The records below should be written out again, exactly.
━━━━━━━━━━━━━━━━━━━━━━━━━━━━━━
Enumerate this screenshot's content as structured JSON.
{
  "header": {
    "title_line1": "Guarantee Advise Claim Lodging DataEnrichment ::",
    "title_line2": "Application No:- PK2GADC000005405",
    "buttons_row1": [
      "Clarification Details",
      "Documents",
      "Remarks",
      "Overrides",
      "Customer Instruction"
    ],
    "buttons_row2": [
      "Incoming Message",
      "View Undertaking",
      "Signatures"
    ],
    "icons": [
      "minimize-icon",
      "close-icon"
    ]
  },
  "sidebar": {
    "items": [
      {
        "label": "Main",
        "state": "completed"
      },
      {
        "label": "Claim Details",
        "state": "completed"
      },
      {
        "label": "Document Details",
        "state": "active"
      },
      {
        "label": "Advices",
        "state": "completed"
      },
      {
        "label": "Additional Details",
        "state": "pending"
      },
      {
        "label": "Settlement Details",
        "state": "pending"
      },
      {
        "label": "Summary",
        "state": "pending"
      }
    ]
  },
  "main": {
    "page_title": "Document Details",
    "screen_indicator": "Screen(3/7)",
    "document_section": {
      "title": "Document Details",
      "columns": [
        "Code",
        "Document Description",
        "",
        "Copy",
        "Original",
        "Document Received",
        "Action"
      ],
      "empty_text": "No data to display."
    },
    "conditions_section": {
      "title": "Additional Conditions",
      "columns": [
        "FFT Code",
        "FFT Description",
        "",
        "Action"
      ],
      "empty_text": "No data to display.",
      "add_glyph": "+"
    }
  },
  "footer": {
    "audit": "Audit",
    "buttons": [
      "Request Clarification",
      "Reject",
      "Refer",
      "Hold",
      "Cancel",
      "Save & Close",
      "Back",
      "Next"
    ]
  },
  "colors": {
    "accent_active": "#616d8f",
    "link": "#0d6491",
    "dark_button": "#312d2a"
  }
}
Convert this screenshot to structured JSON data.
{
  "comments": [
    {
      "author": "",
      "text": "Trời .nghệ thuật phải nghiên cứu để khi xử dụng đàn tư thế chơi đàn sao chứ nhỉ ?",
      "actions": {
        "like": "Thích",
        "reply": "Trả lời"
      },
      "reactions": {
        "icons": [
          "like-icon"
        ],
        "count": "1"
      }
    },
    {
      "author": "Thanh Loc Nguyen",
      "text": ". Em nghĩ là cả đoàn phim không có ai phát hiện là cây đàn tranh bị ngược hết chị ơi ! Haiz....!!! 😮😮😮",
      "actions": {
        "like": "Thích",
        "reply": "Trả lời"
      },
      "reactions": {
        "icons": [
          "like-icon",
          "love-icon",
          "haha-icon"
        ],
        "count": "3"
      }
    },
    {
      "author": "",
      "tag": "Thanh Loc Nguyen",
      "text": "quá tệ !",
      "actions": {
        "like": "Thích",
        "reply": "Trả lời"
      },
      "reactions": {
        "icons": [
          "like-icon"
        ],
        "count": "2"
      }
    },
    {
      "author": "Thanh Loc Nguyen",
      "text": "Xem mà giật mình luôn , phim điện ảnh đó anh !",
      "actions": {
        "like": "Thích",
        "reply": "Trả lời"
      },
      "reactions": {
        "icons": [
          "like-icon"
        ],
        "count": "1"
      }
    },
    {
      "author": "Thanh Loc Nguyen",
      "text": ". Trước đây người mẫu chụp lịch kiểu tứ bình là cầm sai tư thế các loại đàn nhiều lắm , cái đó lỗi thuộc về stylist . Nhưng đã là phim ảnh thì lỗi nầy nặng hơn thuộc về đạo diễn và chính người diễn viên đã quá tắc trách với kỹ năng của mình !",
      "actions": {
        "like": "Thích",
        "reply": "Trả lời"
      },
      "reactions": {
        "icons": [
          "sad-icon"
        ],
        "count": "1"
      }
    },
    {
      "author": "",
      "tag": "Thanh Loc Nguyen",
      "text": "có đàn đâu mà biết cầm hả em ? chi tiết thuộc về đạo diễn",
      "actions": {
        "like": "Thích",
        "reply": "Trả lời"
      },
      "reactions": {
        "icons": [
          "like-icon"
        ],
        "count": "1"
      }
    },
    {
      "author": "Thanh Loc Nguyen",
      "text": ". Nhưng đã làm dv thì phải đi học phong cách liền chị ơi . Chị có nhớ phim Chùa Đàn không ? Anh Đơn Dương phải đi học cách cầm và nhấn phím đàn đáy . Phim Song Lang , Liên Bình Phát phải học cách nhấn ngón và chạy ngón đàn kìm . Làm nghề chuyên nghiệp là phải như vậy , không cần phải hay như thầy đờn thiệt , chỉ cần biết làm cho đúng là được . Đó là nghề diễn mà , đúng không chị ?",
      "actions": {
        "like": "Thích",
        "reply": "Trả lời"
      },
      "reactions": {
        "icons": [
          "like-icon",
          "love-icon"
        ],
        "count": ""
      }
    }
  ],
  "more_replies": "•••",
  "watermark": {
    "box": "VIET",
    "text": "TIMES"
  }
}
━━━━━━━━━━━━━━━━━━━━━━━━━━━━━━
--- The completed task ---
Enumerate this screenshot's content as structured JSON.
{
  "header": {
    "title_line1": "Guarantee Advise Claim Lodging DataEnrichment ::",
    "title_line2": "Application No:- PK2GADC000005405",
    "buttons_row1": [
      "Clarification Details",
      "Documents",
      "Remarks",
      "Overrides",
      "Customer Instruction"
    ],
    "buttons_row2": [
      "Incoming Message",
      "View Undertaking",
      "Signatures"
    ],
    "icons": [
      "minimize-icon",
      "close-icon"
    ]
  },
  "sidebar": {
    "items": [
      {
        "label": "Main",
        "state": "completed"
      },
      {
        "label": "Claim Details",
        "state": "completed"
      },
      {
        "label": "Document Details",
        "state": "active"
      },
      {
        "label": "Advices",
        "state": "completed"
      },
      {
        "label": "Additional Details",
        "state": "pending"
      },
      {
        "label": "Settlement Details",
        "state": "pending"
      },
      {
        "label": "Summary",
        "state": "pending"
      }
    ]
  },
  "main": {
    "page_title": "Document Details",
    "screen_indicator": "Screen(3/7)",
    "document_section": {
      "title": "Document Details",
      "columns": [
        "Code",
        "Document Description",
        "",
        "Copy",
        "Original",
        "Document Received",
        "Action"
      ],
      "empty_text": "No data to display."
    },
    "conditions_section": {
      "title": "Additional Conditions",
      "columns": [
        "FFT Code",
        "FFT Description",
        "",
        "Action"
      ],
      "empty_text": "No data to display.",
      "add_glyph": "+"
    }
  },
  "footer": {
    "audit": "Audit",
    "buttons": [
      "Request Clarification",
      "Reject",
      "Refer",
      "Hold",
      "Cancel",
      "Save & Close",
      "Back",
      "Next"
    ]
  },
  "colors": {
    "accent_active": "#616d8f",
    "link": "#0d6491",
    "dark_button": "#312d2a"
  }
}
Convert this screenshot to structured JSON data.
{
  "comments": [
    {
      "author": "",
      "text": "Trời .nghệ thuật phải nghiên cứu để khi xử dụng đàn tư thế chơi đàn sao chứ nhỉ ?",
      "actions": {
        "like": "Thích",
        "reply": "Trả lời"
      },
      "reactions": {
        "icons": [
          "like-icon"
        ],
        "count": "1"
      }
    },
    {
      "author": "Thanh Loc Nguyen",
      "text": ". Em nghĩ là cả đoàn phim không có ai phát hiện là cây đàn tranh bị ngược hết chị ơi ! Haiz....!!! 😮😮😮",
      "actions": {
        "like": "Thích",
        "reply": "Trả lời"
      },
      "reactions": {
        "icons": [
          "like-icon",
          "love-icon",
          "haha-icon"
        ],
        "count": "3"
      }
    },
    {
      "author": "",
      "tag": "Thanh Loc Nguyen",
      "text": "quá tệ !",
      "actions": {
        "like": "Thích",
        "reply": "Trả lời"
      },
      "reactions": {
        "icons": [
          "like-icon"
        ],
        "count": "2"
      }
    },
    {
      "author": "Thanh Loc Nguyen",
      "text": "Xem mà giật mình luôn , phim điện ảnh đó anh !",
      "actions": {
        "like": "Thích",
        "reply": "Trả lời"
      },
      "reactions": {
        "icons": [
          "like-icon"
        ],
        "count": "1"
      }
    },
    {
      "author": "Thanh Loc Nguyen",
      "text": ". Trước đây người mẫu chụp lịch kiểu tứ bình là cầm sai tư thế các loại đàn nhiều lắm , cái đó lỗi thuộc về stylist . Nhưng đã là phim ảnh thì lỗi nầy nặng hơn thuộc về đạo diễn và chính người diễn viên đã quá tắc trách với kỹ năng của mình !",
      "actions": {
        "like": "Thích",
        "reply": "Trả lời"
      },
      "reactions": {
        "icons": [
          "sad-icon"
        ],
        "count": "1"
      }
    },
    {
      "author": "",
      "tag": "Thanh Loc Nguyen",
      "text": "có đàn đâu mà biết cầm hả em ? chi tiết thuộc về đạo diễn",
      "actions": {
        "like": "Thích",
        "reply": "Trả lời"
      },
      "reactions": {
        "icons": [
          "like-icon"
        ],
        "count": "1"
      }
    },
    {
      "author": "Thanh Loc Nguyen",
      "text": ". Nhưng đã làm dv thì phải đi học phong cách liền chị ơi . Chị có nhớ phim Chùa Đàn không ? Anh Đơn Dương phải đi học cách cầm và nhấn phím đàn đáy . Phim Song Lang , Liên Bình Phát phải học cách nhấn ngón và chạy ngón đàn kìm . Làm nghề chuyên nghiệp là phải như vậy , không cần phải hay như thầy đờn thiệt , chỉ cần biết làm cho đúng là được . Đó là nghề diễn mà , đúng không chị ?",
      "actions": {
        "like": "Thích",
        "reply": "Trả lời"
      },
      "reactions": {
        "icons": [
          "like-icon",
          "love-icon"
        ],
        "count": ""
      }
    }
  ],
  "more_replies": "•••",
  "watermark": {
    "box": "VIET",
    "text": "TIMES"
  }
}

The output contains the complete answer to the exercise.